▶ **Task directions**
Extract every entry word for word.

▶ **Data provided**
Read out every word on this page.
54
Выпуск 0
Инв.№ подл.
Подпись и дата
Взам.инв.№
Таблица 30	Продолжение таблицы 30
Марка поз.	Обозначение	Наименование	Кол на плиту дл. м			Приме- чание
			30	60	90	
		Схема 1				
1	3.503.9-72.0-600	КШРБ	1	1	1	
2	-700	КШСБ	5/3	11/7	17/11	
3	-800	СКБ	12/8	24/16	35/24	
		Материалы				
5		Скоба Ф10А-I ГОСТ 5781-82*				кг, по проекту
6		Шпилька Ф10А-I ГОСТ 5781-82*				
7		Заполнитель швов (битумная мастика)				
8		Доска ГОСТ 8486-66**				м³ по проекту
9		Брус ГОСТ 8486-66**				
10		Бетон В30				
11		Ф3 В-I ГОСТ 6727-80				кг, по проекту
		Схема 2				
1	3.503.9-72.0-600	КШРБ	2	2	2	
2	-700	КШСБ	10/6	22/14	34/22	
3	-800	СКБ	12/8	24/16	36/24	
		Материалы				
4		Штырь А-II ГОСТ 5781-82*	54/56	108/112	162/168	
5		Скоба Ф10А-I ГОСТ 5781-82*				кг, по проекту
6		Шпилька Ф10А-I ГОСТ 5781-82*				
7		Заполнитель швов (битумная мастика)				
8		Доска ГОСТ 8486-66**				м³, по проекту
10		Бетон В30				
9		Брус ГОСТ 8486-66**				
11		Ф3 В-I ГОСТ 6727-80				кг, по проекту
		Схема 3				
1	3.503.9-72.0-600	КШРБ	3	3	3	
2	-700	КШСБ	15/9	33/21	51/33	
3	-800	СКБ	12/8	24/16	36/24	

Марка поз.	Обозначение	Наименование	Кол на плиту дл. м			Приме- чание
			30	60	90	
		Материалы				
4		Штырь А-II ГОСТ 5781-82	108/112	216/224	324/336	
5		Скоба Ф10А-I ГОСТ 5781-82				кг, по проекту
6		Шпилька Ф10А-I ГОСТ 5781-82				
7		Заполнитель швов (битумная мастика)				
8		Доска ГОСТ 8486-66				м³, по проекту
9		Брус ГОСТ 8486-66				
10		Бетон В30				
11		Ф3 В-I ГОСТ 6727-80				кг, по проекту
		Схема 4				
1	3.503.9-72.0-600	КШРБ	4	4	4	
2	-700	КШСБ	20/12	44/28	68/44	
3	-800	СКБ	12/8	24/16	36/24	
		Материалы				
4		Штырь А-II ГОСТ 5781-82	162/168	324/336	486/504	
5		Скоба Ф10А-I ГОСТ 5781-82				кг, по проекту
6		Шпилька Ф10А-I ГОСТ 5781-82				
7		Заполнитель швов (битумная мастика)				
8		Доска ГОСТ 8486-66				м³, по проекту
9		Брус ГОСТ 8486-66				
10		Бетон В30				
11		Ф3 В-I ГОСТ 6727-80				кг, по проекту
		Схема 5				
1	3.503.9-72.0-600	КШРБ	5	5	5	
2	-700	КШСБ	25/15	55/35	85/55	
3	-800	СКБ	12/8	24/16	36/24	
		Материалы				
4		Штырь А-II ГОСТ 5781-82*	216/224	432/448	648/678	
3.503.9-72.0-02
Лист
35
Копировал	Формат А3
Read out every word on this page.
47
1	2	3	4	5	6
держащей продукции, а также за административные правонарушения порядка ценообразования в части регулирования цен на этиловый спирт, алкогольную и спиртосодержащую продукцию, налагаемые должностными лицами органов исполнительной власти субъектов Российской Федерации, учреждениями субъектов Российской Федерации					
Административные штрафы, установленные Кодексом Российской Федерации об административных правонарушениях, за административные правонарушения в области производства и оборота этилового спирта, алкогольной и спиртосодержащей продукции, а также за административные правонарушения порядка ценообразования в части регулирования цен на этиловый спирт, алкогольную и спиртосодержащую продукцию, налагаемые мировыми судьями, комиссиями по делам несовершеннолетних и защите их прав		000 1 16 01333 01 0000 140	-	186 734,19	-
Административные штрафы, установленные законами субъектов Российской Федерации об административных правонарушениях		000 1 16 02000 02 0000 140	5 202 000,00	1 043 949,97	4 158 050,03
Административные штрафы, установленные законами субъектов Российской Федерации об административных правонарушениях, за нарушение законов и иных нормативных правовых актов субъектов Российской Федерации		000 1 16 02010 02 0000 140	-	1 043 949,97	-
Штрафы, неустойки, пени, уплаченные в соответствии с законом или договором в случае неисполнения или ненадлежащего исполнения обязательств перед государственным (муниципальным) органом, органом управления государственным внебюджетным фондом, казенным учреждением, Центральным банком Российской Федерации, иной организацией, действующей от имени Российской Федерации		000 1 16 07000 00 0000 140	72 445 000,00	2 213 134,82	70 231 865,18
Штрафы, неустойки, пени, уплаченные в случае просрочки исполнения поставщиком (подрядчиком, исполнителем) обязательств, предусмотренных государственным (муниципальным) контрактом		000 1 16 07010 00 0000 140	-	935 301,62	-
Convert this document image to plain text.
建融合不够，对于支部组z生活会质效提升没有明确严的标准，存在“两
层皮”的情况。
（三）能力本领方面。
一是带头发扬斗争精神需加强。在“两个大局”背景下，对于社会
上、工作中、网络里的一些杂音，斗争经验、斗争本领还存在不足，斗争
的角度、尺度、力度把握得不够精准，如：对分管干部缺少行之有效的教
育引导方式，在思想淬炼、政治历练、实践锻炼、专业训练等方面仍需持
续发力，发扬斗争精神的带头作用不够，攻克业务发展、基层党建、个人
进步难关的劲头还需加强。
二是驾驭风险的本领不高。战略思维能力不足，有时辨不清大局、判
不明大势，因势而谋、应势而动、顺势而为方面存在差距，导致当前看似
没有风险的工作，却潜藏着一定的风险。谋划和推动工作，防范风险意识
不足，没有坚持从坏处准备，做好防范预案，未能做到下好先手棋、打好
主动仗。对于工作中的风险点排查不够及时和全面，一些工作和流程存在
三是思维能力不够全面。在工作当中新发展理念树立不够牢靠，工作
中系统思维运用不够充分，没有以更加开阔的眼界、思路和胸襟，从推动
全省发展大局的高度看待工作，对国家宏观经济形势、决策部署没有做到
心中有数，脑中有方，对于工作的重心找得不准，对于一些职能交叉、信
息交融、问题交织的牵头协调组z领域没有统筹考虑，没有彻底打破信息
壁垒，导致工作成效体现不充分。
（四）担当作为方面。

▶ **The solution**
Read out every word on this page.
54
Выпуск 0
Инв.№ подл.
Подпись и дата
Взам.инв.№
Таблица 30	Продолжение таблицы 30
Марка поз.	Обозначение	Наименование	Кол на плиту дл. м			Приме- чание
			30	60	90	
		Схема 1				
1	3.503.9-72.0-600	КШРБ	1	1	1	
2	-700	КШСБ	5/3	11/7	17/11	
3	-800	СКБ	12/8	24/16	35/24	
		Материалы				
5		Скоба Ф10А-I ГОСТ 5781-82*				кг, по проекту
6		Шпилька Ф10А-I ГОСТ 5781-82*				
7		Заполнитель швов (битумная мастика)				
8		Доска ГОСТ 8486-66**				м³ по проекту
9		Брус ГОСТ 8486-66**				
10		Бетон В30				
11		Ф3 В-I ГОСТ 6727-80				кг, по проекту
		Схема 2				
1	3.503.9-72.0-600	КШРБ	2	2	2	
2	-700	КШСБ	10/6	22/14	34/22	
3	-800	СКБ	12/8	24/16	36/24	
		Материалы				
4		Штырь А-II ГОСТ 5781-82*	54/56	108/112	162/168	
5		Скоба Ф10А-I ГОСТ 5781-82*				кг, по проекту
6		Шпилька Ф10А-I ГОСТ 5781-82*				
7		Заполнитель швов (битумная мастика)				
8		Доска ГОСТ 8486-66**				м³, по проекту
10		Бетон В30				
9		Брус ГОСТ 8486-66**				
11		Ф3 В-I ГОСТ 6727-80				кг, по проекту
		Схема 3				
1	3.503.9-72.0-600	КШРБ	3	3	3	
2	-700	КШСБ	15/9	33/21	51/33	
3	-800	СКБ	12/8	24/16	36/24	

Марка поз.	Обозначение	Наименование	Кол на плиту дл. м			Приме- чание
			30	60	90	
		Материалы				
4		Штырь А-II ГОСТ 5781-82	108/112	216/224	324/336	
5		Скоба Ф10А-I ГОСТ 5781-82				кг, по проекту
6		Шпилька Ф10А-I ГОСТ 5781-82				
7		Заполнитель швов (битумная мастика)				
8		Доска ГОСТ 8486-66				м³, по проекту
9		Брус ГОСТ 8486-66				
10		Бетон В30				
11		Ф3 В-I ГОСТ 6727-80				кг, по проекту
		Схема 4				
1	3.503.9-72.0-600	КШРБ	4	4	4	
2	-700	КШСБ	20/12	44/28	68/44	
3	-800	СКБ	12/8	24/16	36/24	
		Материалы				
4		Штырь А-II ГОСТ 5781-82	162/168	324/336	486/504	
5		Скоба Ф10А-I ГОСТ 5781-82				кг, по проекту
6		Шпилька Ф10А-I ГОСТ 5781-82				
7		Заполнитель швов (битумная мастика)				
8		Доска ГОСТ 8486-66				м³, по проекту
9		Брус ГОСТ 8486-66				
10		Бетон В30				
11		Ф3 В-I ГОСТ 6727-80				кг, по проекту
		Схема 5				
1	3.503.9-72.0-600	КШРБ	5	5	5	
2	-700	КШСБ	25/15	55/35	85/55	
3	-800	СКБ	12/8	24/16	36/24	
		Материалы				
4		Штырь А-II ГОСТ 5781-82*	216/224	432/448	648/678	
3.503.9-72.0-02
Лист
35
Копировал	Формат А3
Read out every word on this page.
47
1	2	3	4	5	6
держащей продукции, а также за административные правонарушения порядка ценообразования в части регулирования цен на этиловый спирт, алкогольную и спиртосодержащую продукцию, налагаемые должностными лицами органов исполнительной власти субъектов Российской Федерации, учреждениями субъектов Российской Федерации					
Административные штрафы, установленные Кодексом Российской Федерации об административных правонарушениях, за административные правонарушения в области производства и оборота этилового спирта, алкогольной и спиртосодержащей продукции, а также за административные правонарушения порядка ценообразования в части регулирования цен на этиловый спирт, алкогольную и спиртосодержащую продукцию, налагаемые мировыми судьями, комиссиями по делам несовершеннолетних и защите их прав		000 1 16 01333 01 0000 140	-	186 734,19	-
Административные штрафы, установленные законами субъектов Российской Федерации об административных правонарушениях		000 1 16 02000 02 0000 140	5 202 000,00	1 043 949,97	4 158 050,03
Административные штрафы, установленные законами субъектов Российской Федерации об административных правонарушениях, за нарушение законов и иных нормативных правовых актов субъектов Российской Федерации		000 1 16 02010 02 0000 140	-	1 043 949,97	-
Штрафы, неустойки, пени, уплаченные в соответствии с законом или договором в случае неисполнения или ненадлежащего исполнения обязательств перед государственным (муниципальным) органом, органом управления государственным внебюджетным фондом, казенным учреждением, Центральным банком Российской Федерации, иной организацией, действующей от имени Российской Федерации		000 1 16 07000 00 0000 140	72 445 000,00	2 213 134,82	70 231 865,18
Штрафы, неустойки, пени, уплаченные в случае просрочки исполнения поставщиком (подрядчиком, исполнителем) обязательств, предусмотренных государственным (муниципальным) контрактом		000 1 16 07010 00 0000 140	-	935 301,62	-
Convert this document image to plain text.
建融合不够，对于支部组z生活会质效提升没有明确严的标准，存在“两
层皮”的情况。
（三）能力本领方面。
一是带头发扬斗争精神需加强。在“两个大局”背景下，对于社会
上、工作中、网络里的一些杂音，斗争经验、斗争本领还存在不足，斗争
的角度、尺度、力度把握得不够精准，如：对分管干部缺少行之有效的教
育引导方式，在思想淬炼、政治历练、实践锻炼、专业训练等方面仍需持
续发力，发扬斗争精神的带头作用不够，攻克业务发展、基层党建、个人
进步难关的劲头还需加强。
二是驾驭风险的本领不高。战略思维能力不足，有时辨不清大局、判
不明大势，因势而谋、应势而动、顺势而为方面存在差距，导致当前看似
没有风险的工作，却潜藏着一定的风险。谋划和推动工作，防范风险意识
不足，没有坚持从坏处准备，做好防范预案，未能做到下好先手棋、打好
主动仗。对于工作中的风险点排查不够及时和全面，一些工作和流程存在
三是思维能力不够全面。在工作当中新发展理念树立不够牢靠，工作
中系统思维运用不够充分，没有以更加开阔的眼界、思路和胸襟，从推动
全省发展大局的高度看待工作，对国家宏观经济形势、决策部署没有做到
心中有数，脑中有方，对于工作的重心找得不准，对于一些职能交叉、信
息交融、问题交织的牵头协调组z领域没有统筹考虑，没有彻底打破信息
壁垒，导致工作成效体现不充分。
（四）担当作为方面。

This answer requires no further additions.